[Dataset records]
= = = = =

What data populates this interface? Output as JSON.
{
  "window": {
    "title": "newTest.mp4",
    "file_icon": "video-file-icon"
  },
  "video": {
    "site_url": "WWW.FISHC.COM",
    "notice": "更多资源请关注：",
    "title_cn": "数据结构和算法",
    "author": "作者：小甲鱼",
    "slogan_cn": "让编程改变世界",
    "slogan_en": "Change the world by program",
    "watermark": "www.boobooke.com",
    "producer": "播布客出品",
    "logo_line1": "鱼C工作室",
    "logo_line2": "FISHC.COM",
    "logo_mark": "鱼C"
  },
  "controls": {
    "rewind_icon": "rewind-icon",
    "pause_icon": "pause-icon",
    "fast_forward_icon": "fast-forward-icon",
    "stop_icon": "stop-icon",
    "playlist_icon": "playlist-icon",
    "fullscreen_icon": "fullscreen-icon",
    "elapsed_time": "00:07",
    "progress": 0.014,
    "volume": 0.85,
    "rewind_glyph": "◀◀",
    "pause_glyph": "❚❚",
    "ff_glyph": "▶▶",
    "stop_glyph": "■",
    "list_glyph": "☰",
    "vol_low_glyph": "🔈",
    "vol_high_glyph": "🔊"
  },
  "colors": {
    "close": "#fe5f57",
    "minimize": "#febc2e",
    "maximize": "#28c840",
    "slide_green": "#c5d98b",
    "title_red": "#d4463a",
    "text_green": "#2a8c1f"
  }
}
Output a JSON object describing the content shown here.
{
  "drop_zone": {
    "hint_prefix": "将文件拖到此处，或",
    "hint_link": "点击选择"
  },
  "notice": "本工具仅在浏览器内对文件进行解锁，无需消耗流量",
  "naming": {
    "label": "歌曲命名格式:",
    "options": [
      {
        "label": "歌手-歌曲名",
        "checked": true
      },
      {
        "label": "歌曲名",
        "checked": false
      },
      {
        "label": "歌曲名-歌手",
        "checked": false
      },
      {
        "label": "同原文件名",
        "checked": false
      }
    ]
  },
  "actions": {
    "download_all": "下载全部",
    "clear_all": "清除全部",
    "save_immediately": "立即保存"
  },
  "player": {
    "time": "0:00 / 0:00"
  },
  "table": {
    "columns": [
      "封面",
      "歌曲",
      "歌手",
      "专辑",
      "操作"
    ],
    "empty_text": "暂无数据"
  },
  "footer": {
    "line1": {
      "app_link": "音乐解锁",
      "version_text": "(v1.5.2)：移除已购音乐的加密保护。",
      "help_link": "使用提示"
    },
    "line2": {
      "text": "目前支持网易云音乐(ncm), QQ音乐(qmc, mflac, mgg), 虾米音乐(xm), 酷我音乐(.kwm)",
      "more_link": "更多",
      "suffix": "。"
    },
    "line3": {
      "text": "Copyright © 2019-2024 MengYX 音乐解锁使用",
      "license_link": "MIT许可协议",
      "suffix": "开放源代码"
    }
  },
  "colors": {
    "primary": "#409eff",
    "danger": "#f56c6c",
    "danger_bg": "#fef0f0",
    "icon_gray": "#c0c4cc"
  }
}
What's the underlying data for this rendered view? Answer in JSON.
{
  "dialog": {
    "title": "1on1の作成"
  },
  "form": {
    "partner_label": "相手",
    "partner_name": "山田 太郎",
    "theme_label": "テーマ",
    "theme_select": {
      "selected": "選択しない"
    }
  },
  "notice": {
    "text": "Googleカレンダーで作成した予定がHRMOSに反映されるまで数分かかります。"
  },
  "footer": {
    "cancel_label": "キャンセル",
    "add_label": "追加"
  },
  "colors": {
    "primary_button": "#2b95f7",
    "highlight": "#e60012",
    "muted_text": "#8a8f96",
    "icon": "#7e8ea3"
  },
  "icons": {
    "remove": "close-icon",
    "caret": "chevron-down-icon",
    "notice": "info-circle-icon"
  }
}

= = = = =

▶ _EXERCISE DESCRIPTION_: Every line of the data above should be copied exactly.

▶ _RESULT_:
What data populates this interface? Output as JSON.
{
  "window": {
    "title": "newTest.mp4",
    "file_icon": "video-file-icon"
  },
  "video": {
    "site_url": "WWW.FISHC.COM",
    "notice": "更多资源请关注：",
    "title_cn": "数据结构和算法",
    "author": "作者：小甲鱼",
    "slogan_cn": "让编程改变世界",
    "slogan_en": "Change the world by program",
    "watermark": "www.boobooke.com",
    "producer": "播布客出品",
    "logo_line1": "鱼C工作室",
    "logo_line2": "FISHC.COM",
    "logo_mark": "鱼C"
  },
  "controls": {
    "rewind_icon": "rewind-icon",
    "pause_icon": "pause-icon",
    "fast_forward_icon": "fast-forward-icon",
    "stop_icon": "stop-icon",
    "playlist_icon": "playlist-icon",
    "fullscreen_icon": "fullscreen-icon",
    "elapsed_time": "00:07",
    "progress": 0.014,
    "volume": 0.85,
    "rewind_glyph": "◀◀",
    "pause_glyph": "❚❚",
    "ff_glyph": "▶▶",
    "stop_glyph": "■",
    "list_glyph": "☰",
    "vol_low_glyph": "🔈",
    "vol_high_glyph": "🔊"
  },
  "colors": {
    "close": "#fe5f57",
    "minimize": "#febc2e",
    "maximize": "#28c840",
    "slide_green": "#c5d98b",
    "title_red": "#d4463a",
    "text_green": "#2a8c1f"
  }
}
Output a JSON object describing the content shown here.
{
  "drop_zone": {
    "hint_prefix": "将文件拖到此处，或",
    "hint_link": "点击选择"
  },
  "notice": "本工具仅在浏览器内对文件进行解锁，无需消耗流量",
  "naming": {
    "label": "歌曲命名格式:",
    "options": [
      {
        "label": "歌手-歌曲名",
        "checked": true
      },
      {
        "label": "歌曲名",
        "checked": false
      },
      {
        "label": "歌曲名-歌手",
        "checked": false
      },
      {
        "label": "同原文件名",
        "checked": false
      }
    ]
  },
  "actions": {
    "download_all": "下载全部",
    "clear_all": "清除全部",
    "save_immediately": "立即保存"
  },
  "player": {
    "time": "0:00 / 0:00"
  },
  "table": {
    "columns": [
      "封面",
      "歌曲",
      "歌手",
      "专辑",
      "操作"
    ],
    "empty_text": "暂无数据"
  },
  "footer": {
    "line1": {
      "app_link": "音乐解锁",
      "version_text": "(v1.5.2)：移除已购音乐的加密保护。",
      "help_link": "使用提示"
    },
    "line2": {
      "text": "目前支持网易云音乐(ncm), QQ音乐(qmc, mflac, mgg), 虾米音乐(xm), 酷我音乐(.kwm)",
      "more_link": "更多",
      "suffix": "。"
    },
    "line3": {
      "text": "Copyright © 2019-2024 MengYX 音乐解锁使用",
      "license_link": "MIT许可协议",
      "suffix": "开放源代码"
    }
  },
  "colors": {
    "primary": "#409eff",
    "danger": "#f56c6c",
    "danger_bg": "#fef0f0",
    "icon_gray": "#c0c4cc"
  }
}
What's the underlying data for this rendered view? Answer in JSON.
{
  "dialog": {
    "title": "1on1の作成"
  },
  "form": {
    "partner_label": "相手",
    "partner_name": "山田 太郎",
    "theme_label": "テーマ",
    "theme_select": {
      "selected": "選択しない"
    }
  },
  "notice": {
    "text": "Googleカレンダーで作成した予定がHRMOSに反映されるまで数分かかります。"
  },
  "footer": {
    "cancel_label": "キャンセル",
    "add_label": "追加"
  },
  "colors": {
    "primary_button": "#2b95f7",
    "highlight": "#e60012",
    "muted_text": "#8a8f96",
    "icon": "#7e8ea3"
  },
  "icons": {
    "remove": "close-icon",
    "caret": "chevron-down-icon",
    "notice": "info-circle-icon"
  }
}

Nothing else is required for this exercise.